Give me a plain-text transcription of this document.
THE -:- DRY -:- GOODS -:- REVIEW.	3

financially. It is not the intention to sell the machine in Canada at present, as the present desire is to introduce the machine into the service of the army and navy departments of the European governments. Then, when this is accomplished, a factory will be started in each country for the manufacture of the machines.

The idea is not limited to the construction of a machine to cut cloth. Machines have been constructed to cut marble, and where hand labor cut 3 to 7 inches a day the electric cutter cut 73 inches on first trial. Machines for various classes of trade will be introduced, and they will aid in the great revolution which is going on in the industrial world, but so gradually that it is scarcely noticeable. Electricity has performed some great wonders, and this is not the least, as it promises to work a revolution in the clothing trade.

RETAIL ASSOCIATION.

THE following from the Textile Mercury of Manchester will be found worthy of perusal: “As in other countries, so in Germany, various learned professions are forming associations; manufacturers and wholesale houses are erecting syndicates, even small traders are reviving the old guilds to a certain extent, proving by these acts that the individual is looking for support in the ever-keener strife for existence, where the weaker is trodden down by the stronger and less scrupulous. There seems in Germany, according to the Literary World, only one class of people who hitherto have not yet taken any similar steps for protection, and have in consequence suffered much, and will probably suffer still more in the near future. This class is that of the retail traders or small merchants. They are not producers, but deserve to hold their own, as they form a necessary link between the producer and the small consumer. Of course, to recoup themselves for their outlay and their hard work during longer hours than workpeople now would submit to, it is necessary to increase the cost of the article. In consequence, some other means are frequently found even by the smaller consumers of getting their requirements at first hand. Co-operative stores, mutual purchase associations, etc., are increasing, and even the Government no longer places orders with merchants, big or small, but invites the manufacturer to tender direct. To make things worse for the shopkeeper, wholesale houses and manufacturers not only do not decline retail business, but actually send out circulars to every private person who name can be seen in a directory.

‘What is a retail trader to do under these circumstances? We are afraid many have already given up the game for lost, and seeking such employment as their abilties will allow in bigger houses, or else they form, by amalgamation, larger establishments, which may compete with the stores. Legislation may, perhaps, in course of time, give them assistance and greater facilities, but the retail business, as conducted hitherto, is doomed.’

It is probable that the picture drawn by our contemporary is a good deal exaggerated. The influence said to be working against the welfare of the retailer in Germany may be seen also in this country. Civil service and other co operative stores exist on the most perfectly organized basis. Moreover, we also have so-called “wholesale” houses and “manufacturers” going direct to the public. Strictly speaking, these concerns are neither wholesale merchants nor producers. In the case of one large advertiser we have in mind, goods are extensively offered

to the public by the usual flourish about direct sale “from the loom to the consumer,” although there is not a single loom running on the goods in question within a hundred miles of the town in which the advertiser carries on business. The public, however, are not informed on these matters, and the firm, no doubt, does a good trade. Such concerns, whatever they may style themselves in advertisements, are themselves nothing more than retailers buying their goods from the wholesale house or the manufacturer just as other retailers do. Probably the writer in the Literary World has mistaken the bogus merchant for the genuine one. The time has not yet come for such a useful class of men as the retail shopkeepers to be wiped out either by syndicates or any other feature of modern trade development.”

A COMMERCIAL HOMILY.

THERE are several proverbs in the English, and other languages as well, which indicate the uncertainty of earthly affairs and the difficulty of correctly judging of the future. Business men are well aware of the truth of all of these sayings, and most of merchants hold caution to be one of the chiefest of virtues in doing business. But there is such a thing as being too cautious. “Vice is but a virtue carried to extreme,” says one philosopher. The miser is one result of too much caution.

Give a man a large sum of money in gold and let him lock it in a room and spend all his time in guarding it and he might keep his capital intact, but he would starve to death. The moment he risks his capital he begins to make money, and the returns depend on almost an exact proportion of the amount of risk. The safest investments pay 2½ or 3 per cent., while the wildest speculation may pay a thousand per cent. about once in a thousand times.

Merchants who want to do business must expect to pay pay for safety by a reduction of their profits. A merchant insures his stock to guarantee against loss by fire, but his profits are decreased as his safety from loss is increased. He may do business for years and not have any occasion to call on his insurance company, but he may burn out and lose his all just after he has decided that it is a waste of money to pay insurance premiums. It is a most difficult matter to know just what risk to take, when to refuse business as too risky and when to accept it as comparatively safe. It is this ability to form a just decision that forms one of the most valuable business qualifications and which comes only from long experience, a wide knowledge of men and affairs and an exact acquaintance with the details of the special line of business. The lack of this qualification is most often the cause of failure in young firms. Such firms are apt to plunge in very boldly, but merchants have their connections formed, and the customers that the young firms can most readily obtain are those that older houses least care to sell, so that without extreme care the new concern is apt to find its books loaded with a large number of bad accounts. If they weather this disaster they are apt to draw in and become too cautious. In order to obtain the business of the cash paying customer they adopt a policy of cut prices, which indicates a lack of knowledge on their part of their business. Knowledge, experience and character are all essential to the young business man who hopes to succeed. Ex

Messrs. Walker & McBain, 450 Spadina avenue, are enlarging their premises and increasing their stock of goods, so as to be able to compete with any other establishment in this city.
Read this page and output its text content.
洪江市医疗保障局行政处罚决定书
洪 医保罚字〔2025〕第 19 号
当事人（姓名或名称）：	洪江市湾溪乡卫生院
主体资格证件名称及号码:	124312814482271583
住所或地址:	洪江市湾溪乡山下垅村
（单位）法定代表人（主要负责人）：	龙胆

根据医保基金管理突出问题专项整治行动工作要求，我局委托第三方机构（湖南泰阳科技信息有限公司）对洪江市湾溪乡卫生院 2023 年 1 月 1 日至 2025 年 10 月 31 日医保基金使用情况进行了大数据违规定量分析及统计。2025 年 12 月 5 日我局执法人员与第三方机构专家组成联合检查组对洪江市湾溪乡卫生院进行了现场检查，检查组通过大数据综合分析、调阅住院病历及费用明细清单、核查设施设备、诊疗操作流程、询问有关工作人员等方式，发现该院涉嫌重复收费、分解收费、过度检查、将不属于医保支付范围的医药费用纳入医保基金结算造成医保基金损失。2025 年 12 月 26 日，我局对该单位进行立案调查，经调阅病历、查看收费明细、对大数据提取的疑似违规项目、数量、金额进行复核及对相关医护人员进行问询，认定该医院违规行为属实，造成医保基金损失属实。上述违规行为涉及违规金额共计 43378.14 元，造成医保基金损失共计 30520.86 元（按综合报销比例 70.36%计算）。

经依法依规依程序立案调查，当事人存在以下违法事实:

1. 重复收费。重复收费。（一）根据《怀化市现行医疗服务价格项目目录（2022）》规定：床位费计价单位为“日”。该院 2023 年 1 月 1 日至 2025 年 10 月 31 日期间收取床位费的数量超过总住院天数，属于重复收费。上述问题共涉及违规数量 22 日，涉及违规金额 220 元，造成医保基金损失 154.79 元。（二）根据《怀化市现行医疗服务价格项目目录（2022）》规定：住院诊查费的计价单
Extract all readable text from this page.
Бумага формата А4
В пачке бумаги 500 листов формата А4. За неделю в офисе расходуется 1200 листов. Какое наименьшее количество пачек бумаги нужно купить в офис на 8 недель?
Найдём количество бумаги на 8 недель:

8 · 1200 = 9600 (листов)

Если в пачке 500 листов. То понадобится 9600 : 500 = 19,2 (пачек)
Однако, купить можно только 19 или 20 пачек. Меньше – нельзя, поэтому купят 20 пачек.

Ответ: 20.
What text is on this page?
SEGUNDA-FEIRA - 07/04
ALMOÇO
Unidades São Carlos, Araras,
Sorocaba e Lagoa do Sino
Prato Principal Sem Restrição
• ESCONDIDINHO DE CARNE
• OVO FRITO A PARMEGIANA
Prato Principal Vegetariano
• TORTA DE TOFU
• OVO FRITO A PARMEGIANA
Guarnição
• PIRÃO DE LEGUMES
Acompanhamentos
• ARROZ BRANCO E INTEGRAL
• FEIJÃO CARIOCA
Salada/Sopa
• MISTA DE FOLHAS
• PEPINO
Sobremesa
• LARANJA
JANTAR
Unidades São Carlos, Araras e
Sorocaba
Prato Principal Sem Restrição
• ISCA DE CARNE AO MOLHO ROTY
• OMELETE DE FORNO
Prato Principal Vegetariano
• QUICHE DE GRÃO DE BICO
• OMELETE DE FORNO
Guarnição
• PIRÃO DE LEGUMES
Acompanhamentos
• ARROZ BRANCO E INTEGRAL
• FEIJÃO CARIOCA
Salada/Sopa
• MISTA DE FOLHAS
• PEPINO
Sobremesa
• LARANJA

Task description: Extract every line from the one containing "What text is on this page?" to the end of the entries, including both of those lines, exactly as given and with nothing added.

Task result:
What text is on this page?
SEGUNDA-FEIRA - 07/04
ALMOÇO
Unidades São Carlos, Araras,
Sorocaba e Lagoa do Sino
Prato Principal Sem Restrição
• ESCONDIDINHO DE CARNE
• OVO FRITO A PARMEGIANA
Prato Principal Vegetariano
• TORTA DE TOFU
• OVO FRITO A PARMEGIANA
Guarnição
• PIRÃO DE LEGUMES
Acompanhamentos
• ARROZ BRANCO E INTEGRAL
• FEIJÃO CARIOCA
Salada/Sopa
• MISTA DE FOLHAS
• PEPINO
Sobremesa
• LARANJA
JANTAR
Unidades São Carlos, Araras e
Sorocaba
Prato Principal Sem Restrição
• ISCA DE CARNE AO MOLHO ROTY
• OMELETE DE FORNO
Prato Principal Vegetariano
• QUICHE DE GRÃO DE BICO
• OMELETE DE FORNO
Guarnição
• PIRÃO DE LEGUMES
Acompanhamentos
• ARROZ BRANCO E INTEGRAL
• FEIJÃO CARIOCA
Salada/Sopa
• MISTA DE FOLHAS
• PEPINO
Sobremesa
• LARANJA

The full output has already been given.